> [Listed records]
━━━━━━━━━━━━━━━━━━━━━━━━━━━━━━

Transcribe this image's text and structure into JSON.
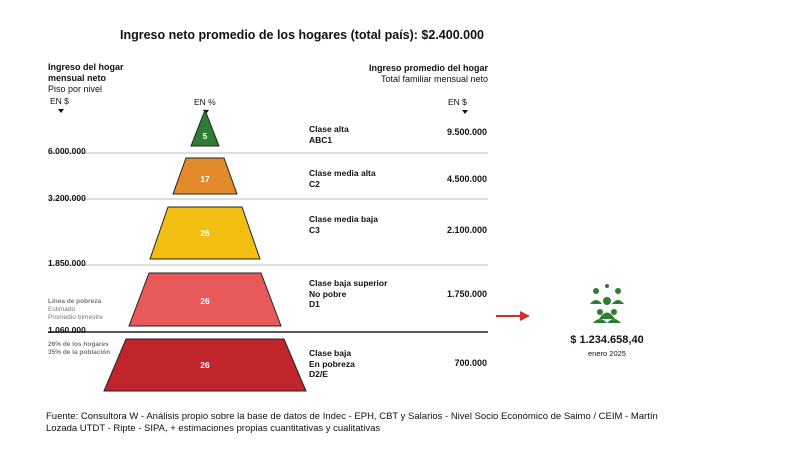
{
  "chart_data": {
    "type": "pyramid",
    "title": "Ingreso neto promedio de los hogares (total país): $2.400.000",
    "left_header": {
      "line1": "Ingreso del hogar",
      "line2": "mensual neto",
      "line3": "Piso por nivel",
      "unit": "EN $"
    },
    "percent_header": "EN %",
    "right_header": {
      "line1": "Ingreso promedio del hogar",
      "line2": "Total familiar mensual neto",
      "unit": "EN $"
    },
    "levels": [
      {
        "pct": "5",
        "value": 5,
        "name_lines": [
          "Clase alta",
          "ABC1"
        ],
        "amount": "9.500.000",
        "color": "#2e7d32"
      },
      {
        "pct": "17",
        "value": 17,
        "name_lines": [
          "Clase media alta",
          "C2"
        ],
        "amount": "4.500.000",
        "color": "#e38a2c"
      },
      {
        "pct": "26",
        "value": 26,
        "name_lines": [
          "Clase media baja",
          "C3"
        ],
        "amount": "2.100.000",
        "color": "#f3be12"
      },
      {
        "pct": "26",
        "value": 26,
        "name_lines": [
          "Clase baja superior",
          "No pobre",
          "D1"
        ],
        "amount": "1.750.000",
        "color": "#e85a5a"
      },
      {
        "pct": "26",
        "value": 26,
        "name_lines": [
          "Clase baja",
          "En pobreza",
          "D2/E"
        ],
        "amount": "700.000",
        "color": "#c0252b"
      }
    ],
    "floors": [
      "6.000.000",
      "3.200.000",
      "1.850.000",
      "1.060.000"
    ],
    "poverty_note": {
      "line1": "Línea de pobreza",
      "line2": "Estimado",
      "line3": "Promedio trimestre"
    },
    "poverty_share": {
      "line1": "26% de los hogares",
      "line2": "35% de la población"
    },
    "callout": {
      "amount": "$ 1.234.658,40",
      "date": "enero 2025",
      "arrow_color": "#d32f2f",
      "icon": "people-group-icon",
      "icon_color": "#2e7d32"
    }
  },
  "source": "Fuente: Consultora W - Análisis propio sobre la base de datos de Indec - EPH, CBT y Salarios - Nivel Socio Económico de Saimo / CEIM - Martín Lozada UTDT - Ripte - SIPA, + estimaciones propias cuantitativas y cualitativas"
}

━━━━━━━━━━━━━━━━━━━━━━━━━━━━━━

> [Requirements] Find every line above that contains the word "baja", and return each one.

> [Exercise response]
          "Clase media baja",
          "Clase baja superior",
          "Clase baja",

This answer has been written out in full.